Objective:
Copy out the listing exactly.

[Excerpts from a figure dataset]
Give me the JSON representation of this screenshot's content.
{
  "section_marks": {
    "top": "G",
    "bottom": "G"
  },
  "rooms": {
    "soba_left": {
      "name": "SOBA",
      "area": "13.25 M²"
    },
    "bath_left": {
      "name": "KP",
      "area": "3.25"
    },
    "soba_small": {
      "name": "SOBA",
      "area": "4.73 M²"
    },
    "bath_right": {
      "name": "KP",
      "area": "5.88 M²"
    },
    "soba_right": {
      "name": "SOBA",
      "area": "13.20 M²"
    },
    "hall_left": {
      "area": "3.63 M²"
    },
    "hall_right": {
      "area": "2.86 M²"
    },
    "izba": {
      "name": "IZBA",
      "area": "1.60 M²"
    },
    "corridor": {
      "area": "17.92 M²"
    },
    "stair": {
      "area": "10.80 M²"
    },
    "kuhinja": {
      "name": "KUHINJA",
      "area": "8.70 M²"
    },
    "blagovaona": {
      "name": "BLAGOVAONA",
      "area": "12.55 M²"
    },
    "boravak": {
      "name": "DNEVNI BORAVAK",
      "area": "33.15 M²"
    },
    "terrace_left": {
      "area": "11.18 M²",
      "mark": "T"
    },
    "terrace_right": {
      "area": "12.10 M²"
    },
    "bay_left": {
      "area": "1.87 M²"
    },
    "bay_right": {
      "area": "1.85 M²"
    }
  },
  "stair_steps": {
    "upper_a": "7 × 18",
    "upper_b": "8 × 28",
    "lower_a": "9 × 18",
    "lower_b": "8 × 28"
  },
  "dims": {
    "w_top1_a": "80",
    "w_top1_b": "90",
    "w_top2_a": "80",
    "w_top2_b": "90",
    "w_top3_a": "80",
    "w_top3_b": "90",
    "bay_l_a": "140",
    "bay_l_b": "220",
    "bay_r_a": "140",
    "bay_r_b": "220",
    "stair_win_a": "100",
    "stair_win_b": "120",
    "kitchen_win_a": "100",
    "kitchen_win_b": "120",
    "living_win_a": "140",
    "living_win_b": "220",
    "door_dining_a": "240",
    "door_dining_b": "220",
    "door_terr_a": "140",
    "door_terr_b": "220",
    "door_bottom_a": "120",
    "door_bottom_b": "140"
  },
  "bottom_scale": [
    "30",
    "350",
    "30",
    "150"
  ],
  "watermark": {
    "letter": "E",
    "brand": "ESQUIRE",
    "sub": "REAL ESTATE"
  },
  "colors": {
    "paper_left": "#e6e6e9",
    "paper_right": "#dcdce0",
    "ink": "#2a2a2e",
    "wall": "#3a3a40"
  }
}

Answer to this task:
Give me the JSON representation of this screenshot's content.
{
  "section_marks": {
    "top": "G",
    "bottom": "G"
  },
  "rooms": {
    "soba_left": {
      "name": "SOBA",
      "area": "13.25 M²"
    },
    "bath_left": {
      "name": "KP",
      "area": "3.25"
    },
    "soba_small": {
      "name": "SOBA",
      "area": "4.73 M²"
    },
    "bath_right": {
      "name": "KP",
      "area": "5.88 M²"
    },
    "soba_right": {
      "name": "SOBA",
      "area": "13.20 M²"
    },
    "hall_left": {
      "area": "3.63 M²"
    },
    "hall_right": {
      "area": "2.86 M²"
    },
    "izba": {
      "name": "IZBA",
      "area": "1.60 M²"
    },
    "corridor": {
      "area": "17.92 M²"
    },
    "stair": {
      "area": "10.80 M²"
    },
    "kuhinja": {
      "name": "KUHINJA",
      "area": "8.70 M²"
    },
    "blagovaona": {
      "name": "BLAGOVAONA",
      "area": "12.55 M²"
    },
    "boravak": {
      "name": "DNEVNI BORAVAK",
      "area": "33.15 M²"
    },
    "terrace_left": {
      "area": "11.18 M²",
      "mark": "T"
    },
    "terrace_right": {
      "area": "12.10 M²"
    },
    "bay_left": {
      "area": "1.87 M²"
    },
    "bay_right": {
      "area": "1.85 M²"
    }
  },
  "stair_steps": {
    "upper_a": "7 × 18",
    "upper_b": "8 × 28",
    "lower_a": "9 × 18",
    "lower_b": "8 × 28"
  },
  "dims": {
    "w_top1_a": "80",
    "w_top1_b": "90",
    "w_top2_a": "80",
    "w_top2_b": "90",
    "w_top3_a": "80",
    "w_top3_b": "90",
    "bay_l_a": "140",
    "bay_l_b": "220",
    "bay_r_a": "140",
    "bay_r_b": "220",
    "stair_win_a": "100",
    "stair_win_b": "120",
    "kitchen_win_a": "100",
    "kitchen_win_b": "120",
    "living_win_a": "140",
    "living_win_b": "220",
    "door_dining_a": "240",
    "door_dining_b": "220",
    "door_terr_a": "140",
    "door_terr_b": "220",
    "door_bottom_a": "120",
    "door_bottom_b": "140"
  },
  "bottom_scale": [
    "30",
    "350",
    "30",
    "150"
  ],
  "watermark": {
    "letter": "E",
    "brand": "ESQUIRE",
    "sub": "REAL ESTATE"
  },
  "colors": {
    "paper_left": "#e6e6e9",
    "paper_right": "#dcdce0",
    "ink": "#2a2a2e",
    "wall": "#3a3a40"
  }
}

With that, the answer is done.